### WHAT YOU ARE ASKED TO DO
According to the article on privatizing air traffic control below, which country is the only one to have created a clearly private nonprofit air-traffic corporation?

### SELECTED EXCERPT
The pros and cons of privatizing air traffic control

The U.S. air traffic control system, the world's largest and most complex, is in the midst of an era of unsurpassed safety. There has not been a fatal crash of a domestic passenger airliner in the U.S. in eight years.

Now President Donald Trump is looking to shift responsibility for the system from the government to a private, nonprofit corporation run by airlines and other aviation interests. The handover of about 300 airport towers and other flight tracking centers would be one of the largest transfers of U.S. government assets. About 35,000 workers, including 14,000 controllers and 6,000 technicians, would be affected.

Privatization supporters, including some Republican lawmakers, say it would improve efficiency and modernize the air-traffic system. But congressional approval isn't certain. Some lawmakers in both parties are reluctant to give up oversight. Some politically influential business aircraft operators, private pilots, small aircraft manufacturers and medium- and small-sized airports fear airlines will dominate the corporation's board, resulting in higher fees for them and less service.

There are also concerns about whether the air traffic system would suffer during the transition.

Some questions and answers about what's at stake:


The idea is to remove air traffic control from the vagaries of the government budget process, which has limited the Federal Aviation Administration's ability to commit to long-term contracts and raise money for major expenditures.

That's hampered the agency's "NextGen" program to modernize the air traffic system by switching from radar and radio communications to GPS surveillance and digital voice and text communications. Recent controller furloughs and government shutdowns have worsened the problem.



Many countries have created government-owned corporations, independent government agencies or quasi-governmental entities. Canada is the only country to create what is clearly a private nonprofit air-traffic corporation. NavCanada can raise private capital, make long-term financial commitments, and it recently lowered the fees it charges airlines.

But the nonpartisan Congressional Research Service reported last month that there appears to be no conclusive evidence that any of those approaches is better or worse than government-run services, including the FAA's, in terms of productivity, cost-effectiveness, service quality, and safety and security.



The U.S. airline industry has been campaigning since the 1980s to privatize air traffic control to try to gain greater control over the system, reduce their costs and replace airline passenger ticket taxes with user fees based on takeoffs, landings and other operations. The Clinton administration proposed spinning off air traffic operations into a government corporation but ran into congressional opposition.

House Transportation and Infrastructure Committee Chairman Bill Shuster, R-Penn., has proposed using NavCanada as a model. But he couldn't win enough support to bring legislation to the House floor last year, and he faced even greater opposition in the Senate. Trump administration officials have cited Shuster's bill as a starting point for their efforts.

Shuster received $148,499 in airline industry campaign contributions last year, making him the industry's top recipient in the House, according to the political money tracking site



The FAA has been working for more than a decade on NextGen. Early on, it predicted the program would be completed by 2025, but officials now describe NextGen as an evolving effort with no end date.

The National Academy of Sciences reported in 2015 that the original vision for NextGen of transforming the air traffic system has devolved into a series of incremental changes that primarily emphasize replacing aging equipment and systems.

But FAA Administrator Michael Huerta said recently the agency has made "tremendous progress" revamping the system with the latest technology, and is poised to switch from ground-based radar to GPS surveillance. The switch is expected to save time and fuel and lower greenhouse gas emissions. Huerta has predicted $13 billion in benefits to the government and aircraft operators by 2020, with greater gains after that.

Calvin Scovel, the Transportation Department's inspector general and a frequent NextGen critic, recently told the House transportation committee that even though the program hasn't met expectations, it's not broken.



Privatization supporters complain that the FAA's procurement process is so cumbersome that new equipment is no longer the latest technology by the time it's acquired. Also, delays in updating landing and takeoff procedures to incorporate technological advances make the system less efficient. Airlines say that costs them billions of dollars in flight delays each year.

A corporation would be free of such government regulations and could act faster and with more flexibility, supporters say. The FAA would still provide safety oversight.

Opponents say there's no evidence a corporation run by airlines would do a better job. Major U.S. airlines have suffered massive computer outages in recent years that have roiled air travel.



Their union, the National Air Traffic Controllers Association, endorsed Shuster's bill after winning assurances that controller wages, benefits and collective bargaining rights would be protected. Union leaders say controllers are tired of working with outdated equipment and are concerned about government shutdowns and furloughs.

### LISTED RECORDS
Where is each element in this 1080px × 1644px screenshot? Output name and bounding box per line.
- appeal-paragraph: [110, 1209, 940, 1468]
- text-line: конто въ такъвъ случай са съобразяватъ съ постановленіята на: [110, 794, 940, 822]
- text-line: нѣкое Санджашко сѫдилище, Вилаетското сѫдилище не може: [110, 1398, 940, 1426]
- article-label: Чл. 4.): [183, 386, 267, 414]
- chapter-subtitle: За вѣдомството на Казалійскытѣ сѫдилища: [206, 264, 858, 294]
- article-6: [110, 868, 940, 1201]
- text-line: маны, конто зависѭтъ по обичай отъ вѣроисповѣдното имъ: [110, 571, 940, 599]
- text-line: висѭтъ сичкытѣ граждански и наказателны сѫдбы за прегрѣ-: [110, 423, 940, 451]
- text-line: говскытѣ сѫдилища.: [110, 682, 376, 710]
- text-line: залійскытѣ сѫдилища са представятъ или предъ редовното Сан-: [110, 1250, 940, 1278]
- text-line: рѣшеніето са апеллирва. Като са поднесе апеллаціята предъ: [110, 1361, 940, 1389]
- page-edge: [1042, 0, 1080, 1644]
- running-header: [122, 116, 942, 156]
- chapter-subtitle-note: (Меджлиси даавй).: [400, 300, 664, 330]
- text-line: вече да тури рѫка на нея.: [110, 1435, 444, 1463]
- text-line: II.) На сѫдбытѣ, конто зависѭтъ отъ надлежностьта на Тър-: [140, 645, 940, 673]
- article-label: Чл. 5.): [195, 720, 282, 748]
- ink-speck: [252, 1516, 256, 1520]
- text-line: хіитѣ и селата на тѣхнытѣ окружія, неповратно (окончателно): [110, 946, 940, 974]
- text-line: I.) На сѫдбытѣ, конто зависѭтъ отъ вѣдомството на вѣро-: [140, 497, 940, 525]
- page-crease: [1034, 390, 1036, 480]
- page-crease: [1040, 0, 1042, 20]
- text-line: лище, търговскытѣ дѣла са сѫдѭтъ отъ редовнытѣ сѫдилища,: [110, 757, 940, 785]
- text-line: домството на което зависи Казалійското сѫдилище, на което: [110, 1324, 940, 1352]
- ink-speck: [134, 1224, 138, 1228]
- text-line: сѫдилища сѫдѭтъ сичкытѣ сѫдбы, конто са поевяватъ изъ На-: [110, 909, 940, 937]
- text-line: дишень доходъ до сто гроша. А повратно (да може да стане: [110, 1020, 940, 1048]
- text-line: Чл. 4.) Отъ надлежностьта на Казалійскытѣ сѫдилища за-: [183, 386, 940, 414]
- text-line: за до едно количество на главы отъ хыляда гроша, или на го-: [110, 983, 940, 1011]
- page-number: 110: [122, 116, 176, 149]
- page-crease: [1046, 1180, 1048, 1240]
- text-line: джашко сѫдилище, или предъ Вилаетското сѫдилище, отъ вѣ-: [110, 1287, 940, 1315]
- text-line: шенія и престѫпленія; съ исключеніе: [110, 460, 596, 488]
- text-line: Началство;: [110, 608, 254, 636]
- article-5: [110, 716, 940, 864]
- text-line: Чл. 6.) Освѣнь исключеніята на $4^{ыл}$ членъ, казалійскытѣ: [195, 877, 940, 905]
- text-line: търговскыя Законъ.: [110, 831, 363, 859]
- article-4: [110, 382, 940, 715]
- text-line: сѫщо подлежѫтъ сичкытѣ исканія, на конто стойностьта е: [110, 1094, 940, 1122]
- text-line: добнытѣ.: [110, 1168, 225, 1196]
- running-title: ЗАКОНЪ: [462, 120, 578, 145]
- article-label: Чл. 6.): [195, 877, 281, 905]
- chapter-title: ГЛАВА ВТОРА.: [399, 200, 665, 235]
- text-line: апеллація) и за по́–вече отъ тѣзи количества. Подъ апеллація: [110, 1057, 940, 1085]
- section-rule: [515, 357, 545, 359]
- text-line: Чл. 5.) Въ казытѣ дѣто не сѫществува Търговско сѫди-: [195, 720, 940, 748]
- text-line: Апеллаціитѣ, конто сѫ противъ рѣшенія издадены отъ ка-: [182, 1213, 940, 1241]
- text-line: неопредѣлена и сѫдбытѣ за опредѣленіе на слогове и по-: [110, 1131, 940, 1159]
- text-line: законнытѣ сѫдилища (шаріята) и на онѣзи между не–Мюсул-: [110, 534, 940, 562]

### ANSWER BOX
Canada, with NavCanada.